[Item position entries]

++++

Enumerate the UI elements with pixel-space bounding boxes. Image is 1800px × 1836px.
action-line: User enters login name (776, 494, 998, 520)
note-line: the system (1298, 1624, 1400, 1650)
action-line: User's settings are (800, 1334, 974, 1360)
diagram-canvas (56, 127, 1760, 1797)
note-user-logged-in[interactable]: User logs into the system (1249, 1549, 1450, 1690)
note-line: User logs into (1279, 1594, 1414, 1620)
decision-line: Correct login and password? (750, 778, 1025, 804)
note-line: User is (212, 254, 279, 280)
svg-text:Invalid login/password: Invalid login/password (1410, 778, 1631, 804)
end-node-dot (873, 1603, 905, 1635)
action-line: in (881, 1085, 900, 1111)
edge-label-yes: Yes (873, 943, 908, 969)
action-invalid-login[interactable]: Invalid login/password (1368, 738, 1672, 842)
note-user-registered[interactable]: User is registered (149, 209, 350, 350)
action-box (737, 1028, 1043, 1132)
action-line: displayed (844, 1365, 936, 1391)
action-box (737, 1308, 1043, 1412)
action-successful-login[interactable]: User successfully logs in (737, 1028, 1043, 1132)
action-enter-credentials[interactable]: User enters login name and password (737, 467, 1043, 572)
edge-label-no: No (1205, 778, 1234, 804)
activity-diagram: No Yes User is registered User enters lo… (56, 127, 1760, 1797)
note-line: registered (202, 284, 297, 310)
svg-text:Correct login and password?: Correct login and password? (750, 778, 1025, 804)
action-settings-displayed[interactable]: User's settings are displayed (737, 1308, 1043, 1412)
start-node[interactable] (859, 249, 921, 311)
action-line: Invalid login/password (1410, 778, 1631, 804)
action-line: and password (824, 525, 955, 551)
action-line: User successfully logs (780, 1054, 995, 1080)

++++

[Task instructions]
Retype the lines from the first line through the line containing "svg-text:Correct login and", both included, without any change.

[Result]
Enumerate the UI elements with pixel-space bounding boxes. Image is 1800px × 1836px.
action-line: User enters login name (776, 494, 998, 520)
note-line: the system (1298, 1624, 1400, 1650)
action-line: User's settings are (800, 1334, 974, 1360)
diagram-canvas (56, 127, 1760, 1797)
note-user-logged-in[interactable]: User logs into the system (1249, 1549, 1450, 1690)
note-line: User logs into (1279, 1594, 1414, 1620)
decision-line: Correct login and password? (750, 778, 1025, 804)
note-line: User is (212, 254, 279, 280)
svg-text:Invalid login/password: Invalid login/password (1410, 778, 1631, 804)
end-node-dot (873, 1603, 905, 1635)
action-line: in (881, 1085, 900, 1111)
edge-label-yes: Yes (873, 943, 908, 969)
action-invalid-login[interactable]: Invalid login/password (1368, 738, 1672, 842)
note-user-registered[interactable]: User is registered (149, 209, 350, 350)
action-box (737, 1028, 1043, 1132)
action-line: displayed (844, 1365, 936, 1391)
action-box (737, 1308, 1043, 1412)
action-successful-login[interactable]: User successfully logs in (737, 1028, 1043, 1132)
action-enter-credentials[interactable]: User enters login name and password (737, 467, 1043, 572)
edge-label-no: No (1205, 778, 1234, 804)
activity-diagram: No Yes User is registered User enters lo… (56, 127, 1760, 1797)
note-line: registered (202, 284, 297, 310)
svg-text:Correct login and password?: Correct login and password? (750, 778, 1025, 804)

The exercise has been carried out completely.